### Stored records
__________

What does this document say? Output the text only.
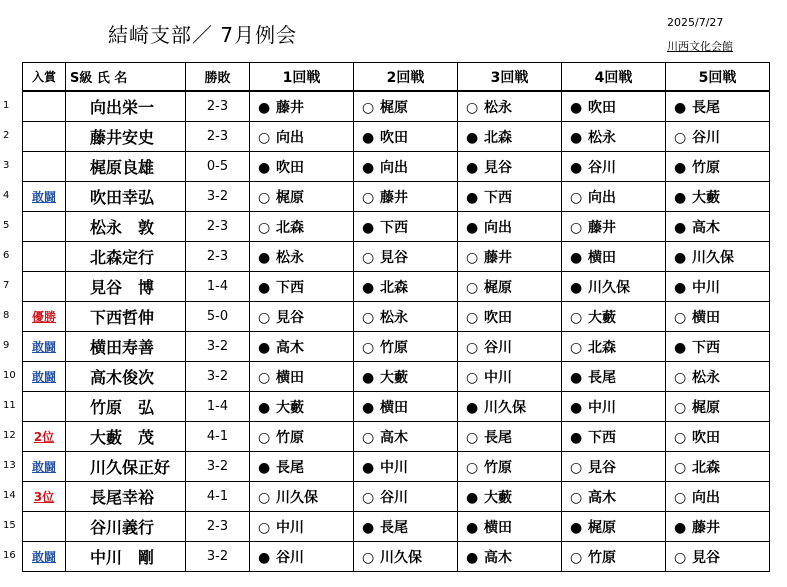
結崎支部／ 7月例会
2025/7/27
川西文化会館
1
2
3
4
5
6
7
8
9
10
11
12
13
14
15
16
入賞	S級 氏 名	勝敗	1回戦	2回戦	3回戦	4回戦	5回戦
	向出栄一	2-3	● 藤井	○ 梶原	○ 松永	● 吹田	● 長尾
	藤井安史	2-3	○ 向出	● 吹田	● 北森	● 松永	○ 谷川
	梶原良雄	0-5	● 吹田	● 向出	● 見谷	● 谷川	● 竹原
敢闘	吹田幸弘	3-2	○ 梶原	○ 藤井	● 下西	○ 向出	● 大藪
	松永　敦	2-3	○ 北森	● 下西	● 向出	○ 藤井	● 高木
	北森定行	2-3	● 松永	○ 見谷	○ 藤井	● 横田	● 川久保
	見谷　博	1-4	● 下西	● 北森	○ 梶原	● 川久保	● 中川
優勝	下西哲伸	5-0	○ 見谷	○ 松永	○ 吹田	○ 大藪	○ 横田
敢闘	横田寿善	3-2	● 高木	○ 竹原	○ 谷川	○ 北森	● 下西
敢闘	高木俊次	3-2	○ 横田	● 大藪	○ 中川	● 長尾	○ 松永
	竹原　弘	1-4	● 大藪	● 横田	● 川久保	● 中川	○ 梶原
2位	大藪　茂	4-1	○ 竹原	○ 高木	○ 長尾	● 下西	○ 吹田
敢闘	川久保正好	3-2	● 長尾	● 中川	○ 竹原	○ 見谷	○ 北森
3位	長尾幸裕	4-1	○ 川久保	○ 谷川	● 大藪	○ 高木	○ 向出
	谷川義行	2-3	○ 中川	● 長尾	● 横田	● 梶原	● 藤井
敢闘	中川　剛	3-2	● 谷川	○ 川久保	● 高木	○ 竹原	○ 見谷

__________

### SET TASK
Each line of the data is to be duplicated exactly; pictures stay out of the copy.

### ANSWER TO THIS TASK
What does this document say? Output the text only.
結崎支部／ 7月例会
2025/7/27
川西文化会館
1
2
3
4
5
6
7
8
9
10
11
12
13
14
15
16
入賞	S級 氏 名	勝敗	1回戦	2回戦	3回戦	4回戦	5回戦
	向出栄一	2-3	● 藤井	○ 梶原	○ 松永	● 吹田	● 長尾
	藤井安史	2-3	○ 向出	● 吹田	● 北森	● 松永	○ 谷川
	梶原良雄	0-5	● 吹田	● 向出	● 見谷	● 谷川	● 竹原
敢闘	吹田幸弘	3-2	○ 梶原	○ 藤井	● 下西	○ 向出	● 大藪
	松永　敦	2-3	○ 北森	● 下西	● 向出	○ 藤井	● 高木
	北森定行	2-3	● 松永	○ 見谷	○ 藤井	● 横田	● 川久保
	見谷　博	1-4	● 下西	● 北森	○ 梶原	● 川久保	● 中川
優勝	下西哲伸	5-0	○ 見谷	○ 松永	○ 吹田	○ 大藪	○ 横田
敢闘	横田寿善	3-2	● 高木	○ 竹原	○ 谷川	○ 北森	● 下西
敢闘	高木俊次	3-2	○ 横田	● 大藪	○ 中川	● 長尾	○ 松永
	竹原　弘	1-4	● 大藪	● 横田	● 川久保	● 中川	○ 梶原
2位	大藪　茂	4-1	○ 竹原	○ 高木	○ 長尾	● 下西	○ 吹田
敢闘	川久保正好	3-2	● 長尾	● 中川	○ 竹原	○ 見谷	○ 北森
3位	長尾幸裕	4-1	○ 川久保	○ 谷川	● 大藪	○ 高木	○ 向出
	谷川義行	2-3	○ 中川	● 長尾	● 横田	● 梶原	● 藤井
敢闘	中川　剛	3-2	● 谷川	○ 川久保	● 高木	○ 竹原	○ 見谷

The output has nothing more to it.